Written instruction —
Extract each line holding the word "style" from the entries.

Stored data —
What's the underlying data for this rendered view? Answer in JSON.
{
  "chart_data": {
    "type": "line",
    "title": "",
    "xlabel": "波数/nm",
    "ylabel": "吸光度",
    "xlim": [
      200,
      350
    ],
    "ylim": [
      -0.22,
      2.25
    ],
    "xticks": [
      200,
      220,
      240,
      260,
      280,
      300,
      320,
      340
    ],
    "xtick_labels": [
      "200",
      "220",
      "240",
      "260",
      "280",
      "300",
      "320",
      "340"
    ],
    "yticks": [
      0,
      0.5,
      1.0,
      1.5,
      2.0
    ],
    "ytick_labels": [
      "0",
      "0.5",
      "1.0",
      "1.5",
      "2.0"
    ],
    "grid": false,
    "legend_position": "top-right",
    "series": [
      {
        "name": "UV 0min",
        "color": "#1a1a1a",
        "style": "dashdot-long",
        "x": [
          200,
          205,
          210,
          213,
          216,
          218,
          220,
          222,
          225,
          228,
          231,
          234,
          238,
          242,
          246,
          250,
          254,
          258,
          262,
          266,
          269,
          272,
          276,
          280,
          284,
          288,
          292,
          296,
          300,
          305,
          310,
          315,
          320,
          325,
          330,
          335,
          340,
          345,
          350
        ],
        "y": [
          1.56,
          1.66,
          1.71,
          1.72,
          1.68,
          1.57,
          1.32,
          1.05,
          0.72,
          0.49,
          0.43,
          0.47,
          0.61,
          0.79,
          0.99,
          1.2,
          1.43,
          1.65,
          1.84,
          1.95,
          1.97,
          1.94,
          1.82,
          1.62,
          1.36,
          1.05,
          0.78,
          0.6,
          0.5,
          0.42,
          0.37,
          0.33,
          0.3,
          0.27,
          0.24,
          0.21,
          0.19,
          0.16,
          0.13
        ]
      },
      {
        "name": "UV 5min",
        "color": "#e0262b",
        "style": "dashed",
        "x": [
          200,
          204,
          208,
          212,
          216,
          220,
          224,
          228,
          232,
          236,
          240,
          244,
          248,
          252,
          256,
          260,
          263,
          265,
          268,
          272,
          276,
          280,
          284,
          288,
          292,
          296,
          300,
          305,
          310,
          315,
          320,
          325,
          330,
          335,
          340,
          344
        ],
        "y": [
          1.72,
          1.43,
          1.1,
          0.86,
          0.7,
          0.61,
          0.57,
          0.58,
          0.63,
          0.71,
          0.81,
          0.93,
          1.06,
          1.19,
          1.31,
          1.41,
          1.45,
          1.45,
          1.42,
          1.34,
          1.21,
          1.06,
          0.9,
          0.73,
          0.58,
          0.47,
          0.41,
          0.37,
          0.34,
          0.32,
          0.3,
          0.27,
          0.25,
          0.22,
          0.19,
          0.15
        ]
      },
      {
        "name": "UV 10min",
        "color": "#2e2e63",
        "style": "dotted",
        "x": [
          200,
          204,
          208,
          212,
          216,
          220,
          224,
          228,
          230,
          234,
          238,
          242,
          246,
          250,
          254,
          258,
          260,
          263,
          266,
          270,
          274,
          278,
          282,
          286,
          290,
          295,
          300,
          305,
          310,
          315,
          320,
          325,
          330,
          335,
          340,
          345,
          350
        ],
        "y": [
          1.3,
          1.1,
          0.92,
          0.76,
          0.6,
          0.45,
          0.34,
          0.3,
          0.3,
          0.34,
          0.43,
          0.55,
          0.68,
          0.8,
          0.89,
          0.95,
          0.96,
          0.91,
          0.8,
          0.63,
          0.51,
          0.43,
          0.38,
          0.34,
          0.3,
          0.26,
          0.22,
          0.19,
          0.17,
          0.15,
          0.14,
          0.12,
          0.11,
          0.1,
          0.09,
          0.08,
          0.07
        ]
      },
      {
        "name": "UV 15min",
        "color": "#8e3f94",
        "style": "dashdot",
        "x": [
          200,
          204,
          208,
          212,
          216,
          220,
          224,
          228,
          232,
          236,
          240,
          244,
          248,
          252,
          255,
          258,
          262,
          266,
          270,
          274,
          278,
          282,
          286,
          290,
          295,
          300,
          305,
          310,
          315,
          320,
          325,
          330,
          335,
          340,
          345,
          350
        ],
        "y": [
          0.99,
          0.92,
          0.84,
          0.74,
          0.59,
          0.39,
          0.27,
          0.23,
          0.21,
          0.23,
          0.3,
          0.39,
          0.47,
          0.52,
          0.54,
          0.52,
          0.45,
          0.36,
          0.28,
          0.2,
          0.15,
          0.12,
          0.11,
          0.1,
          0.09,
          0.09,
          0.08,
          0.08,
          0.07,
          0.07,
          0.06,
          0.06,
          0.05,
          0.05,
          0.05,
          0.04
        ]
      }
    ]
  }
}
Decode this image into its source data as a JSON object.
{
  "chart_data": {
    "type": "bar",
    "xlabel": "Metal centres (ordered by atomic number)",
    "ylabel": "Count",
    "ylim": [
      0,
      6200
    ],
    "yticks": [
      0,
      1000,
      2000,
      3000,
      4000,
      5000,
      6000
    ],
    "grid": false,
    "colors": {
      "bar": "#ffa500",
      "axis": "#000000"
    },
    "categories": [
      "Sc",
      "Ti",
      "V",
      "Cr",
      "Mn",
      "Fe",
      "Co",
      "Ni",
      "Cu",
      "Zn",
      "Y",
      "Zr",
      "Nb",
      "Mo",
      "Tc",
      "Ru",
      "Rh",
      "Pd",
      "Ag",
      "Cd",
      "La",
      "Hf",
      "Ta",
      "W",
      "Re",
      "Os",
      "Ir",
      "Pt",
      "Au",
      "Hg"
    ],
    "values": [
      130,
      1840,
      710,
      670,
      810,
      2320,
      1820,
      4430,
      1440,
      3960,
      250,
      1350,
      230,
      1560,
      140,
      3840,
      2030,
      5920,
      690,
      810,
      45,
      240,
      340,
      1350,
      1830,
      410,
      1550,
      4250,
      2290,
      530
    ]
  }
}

Written response —
        "style": "dashdot-long",
        "style": "dashed",
        "style": "dotted",
        "style": "dashdot",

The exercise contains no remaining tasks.